STATED GOAL: Transcribe the lines below verbatim, skipping the images.

━━━━━━━━━━

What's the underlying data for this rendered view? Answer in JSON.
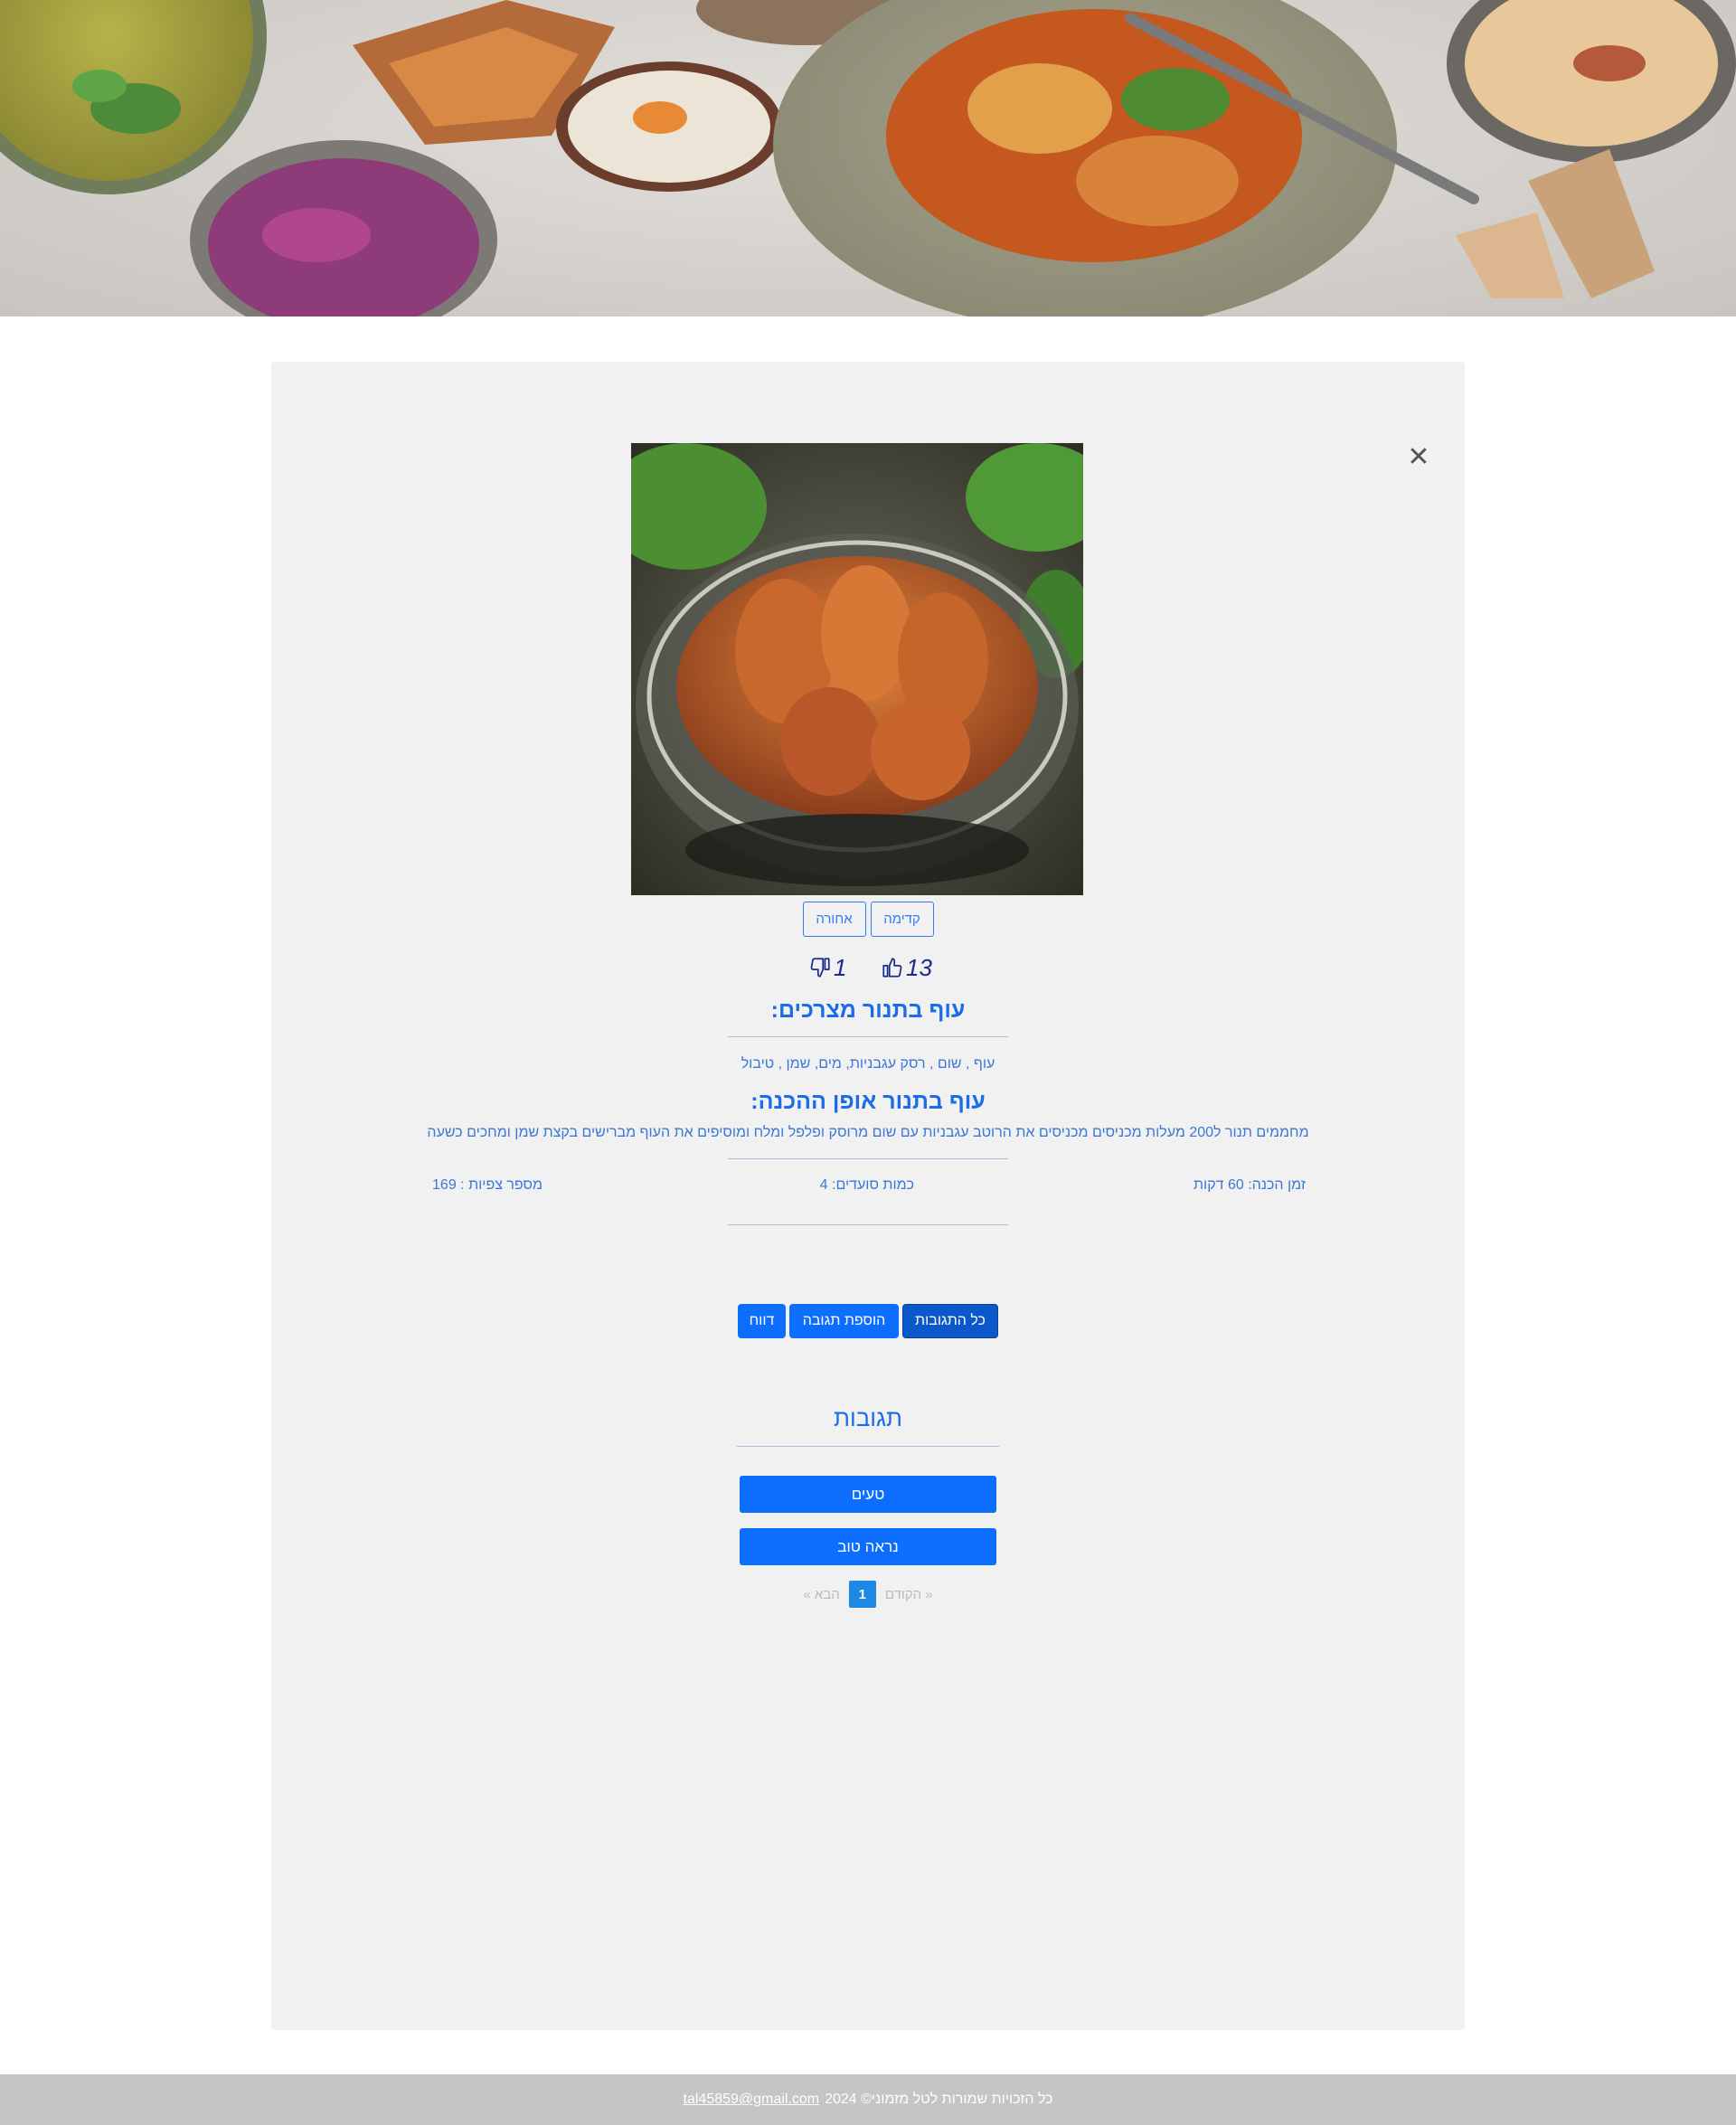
{
  "hero": {
    "image": "food-spread-banner"
  },
  "recipe": {
    "image": "oven-baked-chicken-in-glass-bowl",
    "nav": {
      "previous_label": "קדימה",
      "next_label": "אחורה"
    },
    "likes": "13",
    "dislikes": "1",
    "ingredients_title": "עוף בתנור מצרכים:",
    "ingredients_text": "עוף , שום , רסק עגבניות, מים, שמן , טיבול",
    "method_title": "עוף בתנור אופן ההכנה:",
    "method_text": "מחממים תנור ל200 מעלות מכניסים מכניסים את הרוטב עגבניות עם שום מרוסק ופלפל ומלח ומוסיפים את העוף מברישים בקצת שמן ומחכים כשעה",
    "prep_time": "זמן הכנה: 60 דקות",
    "servings": "כמות סועדים: 4",
    "views": "מספר צפיות : 169"
  },
  "actions": {
    "all_comments_label": "כל התגובות",
    "add_comment_label": "הוספת תגובה",
    "report_label": "דווח"
  },
  "comments": {
    "title": "תגובות",
    "items": [
      "טעים",
      "נראה טוב"
    ]
  },
  "pagination": {
    "prev_label": "« הקודם",
    "current_page": "1",
    "next_label": "הבא »"
  },
  "footer": {
    "copyright": "כל הזכויות שמורות לטל מזמוני© 2024",
    "email": "tal45859@gmail.com"
  },
  "colors": {
    "accent": "#0d6efd",
    "heading": "#1a6ce8",
    "card_background": "#f1f1f1",
    "footer_background": "#c4c5c7"
  },
  "icons": {
    "close": "close-icon",
    "like": "thumbs-up-icon",
    "dislike": "thumbs-down-icon"
  }
}
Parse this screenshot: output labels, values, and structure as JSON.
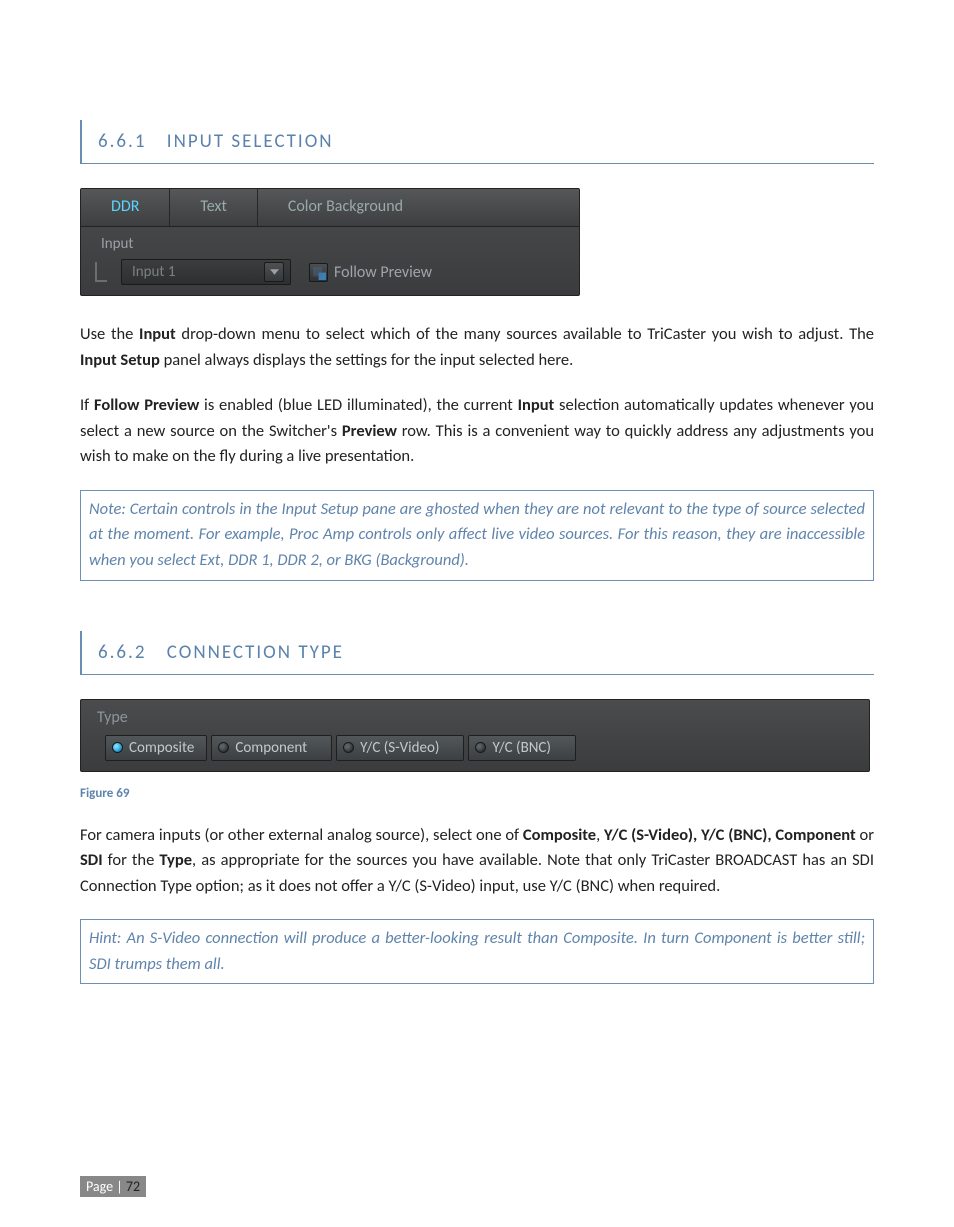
{
  "section1": {
    "number": "6.6.1",
    "title": "INPUT SELECTION"
  },
  "shot1": {
    "tabs": {
      "ddr": "DDR",
      "text": "Text",
      "bg": "Color Background"
    },
    "groupLabel": "Input",
    "selectValue": "Input 1",
    "followPreview": "Follow Preview"
  },
  "para1_a": "Use the ",
  "para1_b": "Input",
  "para1_c": " drop-down menu to select which of the many sources available to TriCaster you wish to adjust.  The ",
  "para1_d": "Input Setup",
  "para1_e": " panel always displays the settings for the input selected here.",
  "para2_a": "If ",
  "para2_b": "Follow Preview",
  "para2_c": " is enabled (blue LED illuminated), the current ",
  "para2_d": "Input",
  "para2_e": " selection automatically updates whenever you select a new source on the Switcher's ",
  "para2_f": "Preview",
  "para2_g": " row.  This is a convenient way to quickly address any adjustments you wish to make on the fly during a live presentation.",
  "note": "Note: Certain controls in the Input Setup pane are ghosted when they are not relevant to the type of source selected at the moment.  For example, Proc Amp controls only affect live video sources. For this reason, they are inaccessible when you select Ext, DDR 1, DDR 2, or BKG (Background).",
  "section2": {
    "number": "6.6.2",
    "title": "CONNECTION TYPE"
  },
  "shot2": {
    "groupLabel": "Type",
    "options": {
      "composite": "Composite",
      "component": "Component",
      "ycsvideo": "Y/C (S-Video)",
      "ycbnc": "Y/C (BNC)"
    }
  },
  "figLabel": "Figure 69",
  "para3_a": "For camera inputs (or other external analog source), select one of ",
  "para3_b": "Composite",
  "para3_c": ", ",
  "para3_d": "Y/C (S-Video), Y/C (BNC), Component",
  "para3_e": " or ",
  "para3_f": "SDI",
  "para3_g": " for the ",
  "para3_h": "Type",
  "para3_i": ", as appropriate for the sources you have available. Note that only TriCaster BROADCAST has an SDI Connection Type option; as it does not offer a Y/C (S-Video) input, use Y/C (BNC) when required.",
  "hint": "Hint: An S-Video connection will produce a better-looking result than Composite. In turn Component is better still; SDI trumps them all.",
  "footer": {
    "prefix": "Page | ",
    "num": "72"
  }
}
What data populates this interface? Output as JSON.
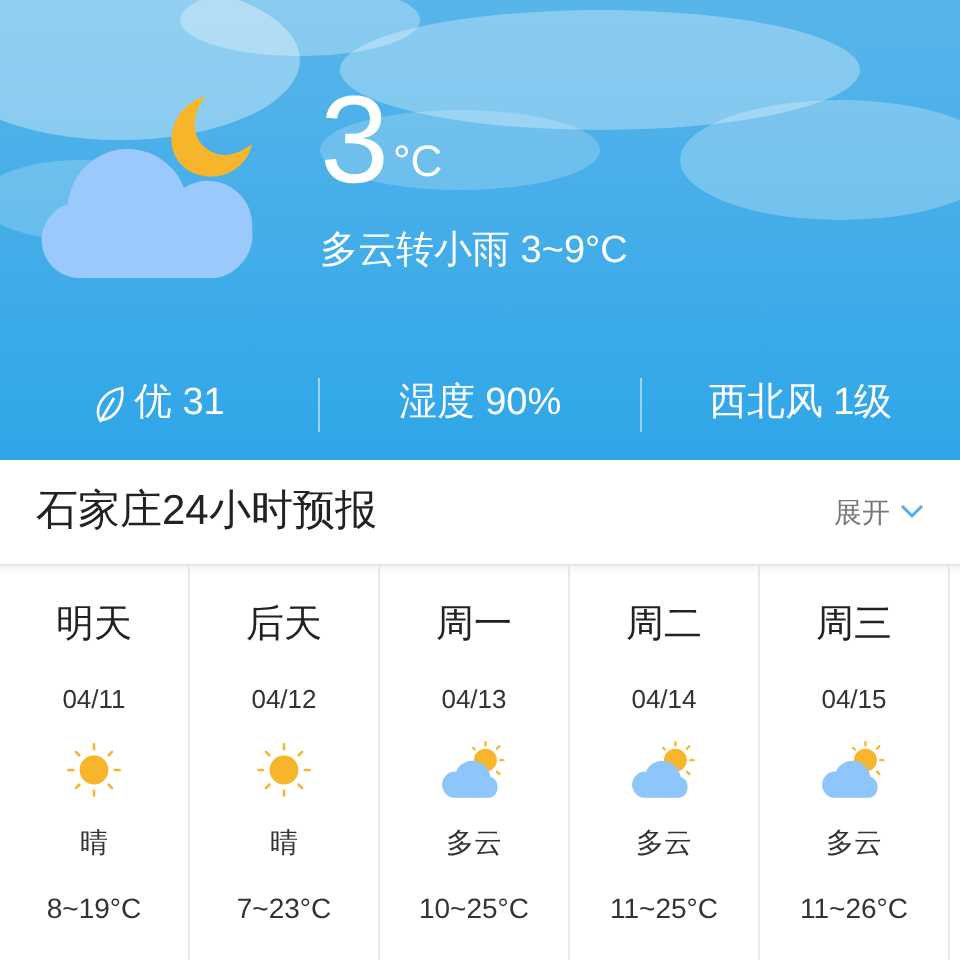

━━━━━━━━━━

SOLUTION FOR THIS TASK:
What's the underlying data for this rendered view? Answer in JSON.
{
  "hero": {
    "image": "food-spread-banner"
  },
  "recipe": {
    "image": "oven-baked-chicken-in-glass-bowl",
    "nav": {
      "previous_label": "קדימה",
      "next_label": "אחורה"
    },
    "likes": "13",
    "dislikes": "1",
    "ingredients_title": "עוף בתנור מצרכים:",
    "ingredients_text": "עוף , שום , רסק עגבניות, מים, שמן , טיבול",
    "method_title": "עוף בתנור אופן ההכנה:",
    "method_text": "מחממים תנור ל200 מעלות מכניסים מכניסים את הרוטב עגבניות עם שום מרוסק ופלפל ומלח ומוסיפים את העוף מברישים בקצת שמן ומחכים כשעה",
    "prep_time": "זמן הכנה: 60 דקות",
    "servings": "כמות סועדים: 4",
    "views": "מספר צפיות : 169"
  },
  "actions": {
    "all_comments_label": "כל התגובות",
    "add_comment_label": "הוספת תגובה",
    "report_label": "דווח"
  },
  "comments": {
    "title": "תגובות",
    "items": [
      "טעים",
      "נראה טוב"
    ]
  },
  "pagination": {
    "prev_label": "« הקודם",
    "current_page": "1",
    "next_label": "הבא »"
  },
  "footer": {
    "copyright": "כל הזכויות שמורות לטל מזמוני© 2024",
    "email": "tal45859@gmail.com"
  },
  "colors": {
    "accent": "#0d6efd",
    "heading": "#1a6ce8",
    "card_background": "#f1f1f1",
    "footer_background": "#c4c5c7"
  },
  "icons": {
    "close": "close-icon",
    "like": "thumbs-up-icon",
    "dislike": "thumbs-down-icon"
  }
}
Parse this screenshot: output labels, values, and structure as JSON.
{
  "section1": {
    "number": "6.6.1",
    "title": "INPUT SELECTION"
  },
  "shot1": {
    "tabs": {
      "ddr": "DDR",
      "text": "Text",
      "bg": "Color Background"
    },
    "groupLabel": "Input",
    "selectValue": "Input 1",
    "followPreview": "Follow Preview"
  },
  "para1_a": "Use the ",
  "para1_b": "Input",
  "para1_c": " drop-down menu to select which of the many sources available to TriCaster you wish to adjust.  The ",
  "para1_d": "Input Setup",
  "para1_e": " panel always displays the settings for the input selected here.",
  "para2_a": "If ",
  "para2_b": "Follow Preview",
  "para2_c": " is enabled (blue LED illuminated), the current ",
  "para2_d": "Input",
  "para2_e": " selection automatically updates whenever you select a new source on the Switcher's ",
  "para2_f": "Preview",
  "para2_g": " row.  This is a convenient way to quickly address any adjustments you wish to make on the fly during a live presentation.",
  "note": "Note: Certain controls in the Input Setup pane are ghosted when they are not relevant to the type of source selected at the moment.  For example, Proc Amp controls only affect live video sources. For this reason, they are inaccessible when you select Ext, DDR 1, DDR 2, or BKG (Background).",
  "section2": {
    "number": "6.6.2",
    "title": "CONNECTION TYPE"
  },
  "shot2": {
    "groupLabel": "Type",
    "options": {
      "composite": "Composite",
      "component": "Component",
      "ycsvideo": "Y/C (S-Video)",
      "ycbnc": "Y/C (BNC)"
    }
  },
  "figLabel": "Figure 69",
  "para3_a": "For camera inputs (or other external analog source), select one of ",
  "para3_b": "Composite",
  "para3_c": ", ",
  "para3_d": "Y/C (S-Video), Y/C (BNC), Component",
  "para3_e": " or ",
  "para3_f": "SDI",
  "para3_g": " for the ",
  "para3_h": "Type",
  "para3_i": ", as appropriate for the sources you have available. Note that only TriCaster BROADCAST has an SDI Connection Type option; as it does not offer a Y/C (S-Video) input, use Y/C (BNC) when required.",
  "hint": "Hint: An S-Video connection will produce a better-looking result than Composite. In turn Component is better still; SDI trumps them all.",
  "footer": {
    "prefix": "Page | ",
    "num": "72"
  }
}
What data populates this interface? Output as JSON.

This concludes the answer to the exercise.